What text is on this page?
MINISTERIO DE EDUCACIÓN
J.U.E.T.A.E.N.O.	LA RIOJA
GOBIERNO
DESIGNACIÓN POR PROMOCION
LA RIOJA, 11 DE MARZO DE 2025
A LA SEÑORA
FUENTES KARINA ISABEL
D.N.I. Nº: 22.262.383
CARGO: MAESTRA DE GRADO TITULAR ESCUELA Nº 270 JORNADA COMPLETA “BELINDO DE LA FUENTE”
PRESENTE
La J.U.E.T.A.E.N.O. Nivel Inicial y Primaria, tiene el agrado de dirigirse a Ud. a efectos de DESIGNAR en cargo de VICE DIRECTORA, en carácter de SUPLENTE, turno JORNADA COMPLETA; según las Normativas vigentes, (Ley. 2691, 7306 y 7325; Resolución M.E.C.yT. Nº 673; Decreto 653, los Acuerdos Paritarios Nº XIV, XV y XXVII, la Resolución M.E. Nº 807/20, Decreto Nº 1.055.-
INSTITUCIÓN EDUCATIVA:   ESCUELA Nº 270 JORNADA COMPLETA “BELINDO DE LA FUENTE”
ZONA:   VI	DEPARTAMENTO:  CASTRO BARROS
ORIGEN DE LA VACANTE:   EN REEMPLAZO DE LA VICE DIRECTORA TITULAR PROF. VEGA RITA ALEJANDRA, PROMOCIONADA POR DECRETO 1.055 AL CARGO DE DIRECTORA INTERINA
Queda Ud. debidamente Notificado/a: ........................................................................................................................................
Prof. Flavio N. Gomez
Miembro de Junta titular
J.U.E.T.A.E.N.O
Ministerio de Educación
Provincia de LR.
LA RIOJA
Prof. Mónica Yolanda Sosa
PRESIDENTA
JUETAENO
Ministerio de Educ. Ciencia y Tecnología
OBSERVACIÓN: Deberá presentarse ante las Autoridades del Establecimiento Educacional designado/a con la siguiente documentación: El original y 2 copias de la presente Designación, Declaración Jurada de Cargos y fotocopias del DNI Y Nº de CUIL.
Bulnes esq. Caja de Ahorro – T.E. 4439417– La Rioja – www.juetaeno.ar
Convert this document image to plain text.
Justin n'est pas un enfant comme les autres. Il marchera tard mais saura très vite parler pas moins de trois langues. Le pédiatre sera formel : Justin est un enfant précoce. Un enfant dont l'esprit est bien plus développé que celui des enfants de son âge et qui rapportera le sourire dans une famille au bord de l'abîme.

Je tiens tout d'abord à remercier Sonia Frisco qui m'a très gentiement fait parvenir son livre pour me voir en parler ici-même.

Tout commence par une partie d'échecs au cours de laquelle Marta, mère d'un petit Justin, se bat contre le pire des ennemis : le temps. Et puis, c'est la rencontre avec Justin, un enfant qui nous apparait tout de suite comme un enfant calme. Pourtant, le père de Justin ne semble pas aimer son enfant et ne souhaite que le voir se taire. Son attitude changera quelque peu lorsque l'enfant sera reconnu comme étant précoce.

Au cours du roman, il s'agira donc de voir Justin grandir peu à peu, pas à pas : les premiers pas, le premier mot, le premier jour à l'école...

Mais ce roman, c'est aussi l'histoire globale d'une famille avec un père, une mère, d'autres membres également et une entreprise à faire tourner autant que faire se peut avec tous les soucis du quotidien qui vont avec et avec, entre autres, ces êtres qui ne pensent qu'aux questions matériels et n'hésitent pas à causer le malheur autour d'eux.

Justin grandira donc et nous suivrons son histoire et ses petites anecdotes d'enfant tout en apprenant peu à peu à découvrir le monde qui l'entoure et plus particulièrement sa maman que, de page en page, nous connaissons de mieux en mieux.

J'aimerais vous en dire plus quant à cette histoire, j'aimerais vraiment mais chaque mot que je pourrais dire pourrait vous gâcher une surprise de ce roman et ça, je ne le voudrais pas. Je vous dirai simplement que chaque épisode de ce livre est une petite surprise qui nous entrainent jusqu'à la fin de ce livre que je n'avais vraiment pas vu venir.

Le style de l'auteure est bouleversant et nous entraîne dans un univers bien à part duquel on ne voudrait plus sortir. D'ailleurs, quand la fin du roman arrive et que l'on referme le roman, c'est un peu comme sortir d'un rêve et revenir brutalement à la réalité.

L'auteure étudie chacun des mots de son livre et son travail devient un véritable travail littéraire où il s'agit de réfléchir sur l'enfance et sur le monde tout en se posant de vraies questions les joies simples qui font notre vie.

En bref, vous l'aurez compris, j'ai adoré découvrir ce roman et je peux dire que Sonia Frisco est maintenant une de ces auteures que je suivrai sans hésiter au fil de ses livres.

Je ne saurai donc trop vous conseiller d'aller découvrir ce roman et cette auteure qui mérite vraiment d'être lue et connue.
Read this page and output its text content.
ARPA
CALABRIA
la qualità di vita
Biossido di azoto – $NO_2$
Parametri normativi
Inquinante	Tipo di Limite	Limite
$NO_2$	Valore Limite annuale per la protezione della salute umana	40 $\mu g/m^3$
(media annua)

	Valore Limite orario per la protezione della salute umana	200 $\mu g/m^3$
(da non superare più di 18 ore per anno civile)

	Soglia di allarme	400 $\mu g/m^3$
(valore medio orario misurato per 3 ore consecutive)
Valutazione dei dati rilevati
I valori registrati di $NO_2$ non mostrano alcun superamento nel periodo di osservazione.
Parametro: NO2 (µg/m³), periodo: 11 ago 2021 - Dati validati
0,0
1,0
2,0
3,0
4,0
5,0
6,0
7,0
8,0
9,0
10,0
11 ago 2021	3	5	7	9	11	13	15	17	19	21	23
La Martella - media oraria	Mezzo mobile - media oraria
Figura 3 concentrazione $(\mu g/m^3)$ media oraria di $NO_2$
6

• • •

__GIVEN REQUEST__:
Word for word, quote all of the data above.

__FULL ANSWER__:
What text is on this page?
MINISTERIO DE EDUCACIÓN
J.U.E.T.A.E.N.O.	LA RIOJA
GOBIERNO
DESIGNACIÓN POR PROMOCION
LA RIOJA, 11 DE MARZO DE 2025
A LA SEÑORA
FUENTES KARINA ISABEL
D.N.I. Nº: 22.262.383
CARGO: MAESTRA DE GRADO TITULAR ESCUELA Nº 270 JORNADA COMPLETA “BELINDO DE LA FUENTE”
PRESENTE
La J.U.E.T.A.E.N.O. Nivel Inicial y Primaria, tiene el agrado de dirigirse a Ud. a efectos de DESIGNAR en cargo de VICE DIRECTORA, en carácter de SUPLENTE, turno JORNADA COMPLETA; según las Normativas vigentes, (Ley. 2691, 7306 y 7325; Resolución M.E.C.yT. Nº 673; Decreto 653, los Acuerdos Paritarios Nº XIV, XV y XXVII, la Resolución M.E. Nº 807/20, Decreto Nº 1.055.-
INSTITUCIÓN EDUCATIVA:   ESCUELA Nº 270 JORNADA COMPLETA “BELINDO DE LA FUENTE”
ZONA:   VI	DEPARTAMENTO:  CASTRO BARROS
ORIGEN DE LA VACANTE:   EN REEMPLAZO DE LA VICE DIRECTORA TITULAR PROF. VEGA RITA ALEJANDRA, PROMOCIONADA POR DECRETO 1.055 AL CARGO DE DIRECTORA INTERINA
Queda Ud. debidamente Notificado/a: ........................................................................................................................................
Prof. Flavio N. Gomez
Miembro de Junta titular
J.U.E.T.A.E.N.O
Ministerio de Educación
Provincia de LR.
LA RIOJA
Prof. Mónica Yolanda Sosa
PRESIDENTA
JUETAENO
Ministerio de Educ. Ciencia y Tecnología
OBSERVACIÓN: Deberá presentarse ante las Autoridades del Establecimiento Educacional designado/a con la siguiente documentación: El original y 2 copias de la presente Designación, Declaración Jurada de Cargos y fotocopias del DNI Y Nº de CUIL.
Bulnes esq. Caja de Ahorro – T.E. 4439417– La Rioja – www.juetaeno.ar
Convert this document image to plain text.
Justin n'est pas un enfant comme les autres. Il marchera tard mais saura très vite parler pas moins de trois langues. Le pédiatre sera formel : Justin est un enfant précoce. Un enfant dont l'esprit est bien plus développé que celui des enfants de son âge et qui rapportera le sourire dans une famille au bord de l'abîme.

Je tiens tout d'abord à remercier Sonia Frisco qui m'a très gentiement fait parvenir son livre pour me voir en parler ici-même.

Tout commence par une partie d'échecs au cours de laquelle Marta, mère d'un petit Justin, se bat contre le pire des ennemis : le temps. Et puis, c'est la rencontre avec Justin, un enfant qui nous apparait tout de suite comme un enfant calme. Pourtant, le père de Justin ne semble pas aimer son enfant et ne souhaite que le voir se taire. Son attitude changera quelque peu lorsque l'enfant sera reconnu comme étant précoce.

Au cours du roman, il s'agira donc de voir Justin grandir peu à peu, pas à pas : les premiers pas, le premier mot, le premier jour à l'école...

Mais ce roman, c'est aussi l'histoire globale d'une famille avec un père, une mère, d'autres membres également et une entreprise à faire tourner autant que faire se peut avec tous les soucis du quotidien qui vont avec et avec, entre autres, ces êtres qui ne pensent qu'aux questions matériels et n'hésitent pas à causer le malheur autour d'eux.

Justin grandira donc et nous suivrons son histoire et ses petites anecdotes d'enfant tout en apprenant peu à peu à découvrir le monde qui l'entoure et plus particulièrement sa maman que, de page en page, nous connaissons de mieux en mieux.

J'aimerais vous en dire plus quant à cette histoire, j'aimerais vraiment mais chaque mot que je pourrais dire pourrait vous gâcher une surprise de ce roman et ça, je ne le voudrais pas. Je vous dirai simplement que chaque épisode de ce livre est une petite surprise qui nous entrainent jusqu'à la fin de ce livre que je n'avais vraiment pas vu venir.

Le style de l'auteure est bouleversant et nous entraîne dans un univers bien à part duquel on ne voudrait plus sortir. D'ailleurs, quand la fin du roman arrive et que l'on referme le roman, c'est un peu comme sortir d'un rêve et revenir brutalement à la réalité.

L'auteure étudie chacun des mots de son livre et son travail devient un véritable travail littéraire où il s'agit de réfléchir sur l'enfance et sur le monde tout en se posant de vraies questions les joies simples qui font notre vie.

En bref, vous l'aurez compris, j'ai adoré découvrir ce roman et je peux dire que Sonia Frisco est maintenant une de ces auteures que je suivrai sans hésiter au fil de ses livres.

Je ne saurai donc trop vous conseiller d'aller découvrir ce roman et cette auteure qui mérite vraiment d'être lue et connue.
Read this page and output its text content.
ARPA
CALABRIA
la qualità di vita
Biossido di azoto – $NO_2$
Parametri normativi
Inquinante	Tipo di Limite	Limite
$NO_2$	Valore Limite annuale per la protezione della salute umana	40 $\mu g/m^3$
(media annua)

	Valore Limite orario per la protezione della salute umana	200 $\mu g/m^3$
(da non superare più di 18 ore per anno civile)

	Soglia di allarme	400 $\mu g/m^3$
(valore medio orario misurato per 3 ore consecutive)
Valutazione dei dati rilevati
I valori registrati di $NO_2$ non mostrano alcun superamento nel periodo di osservazione.
Parametro: NO2 (µg/m³), periodo: 11 ago 2021 - Dati validati
0,0
1,0
2,0
3,0
4,0
5,0
6,0
7,0
8,0
9,0
10,0
11 ago 2021	3	5	7	9	11	13	15	17	19	21	23
La Martella - media oraria	Mezzo mobile - media oraria
Figura 3 concentrazione $(\mu g/m^3)$ media oraria di $NO_2$
6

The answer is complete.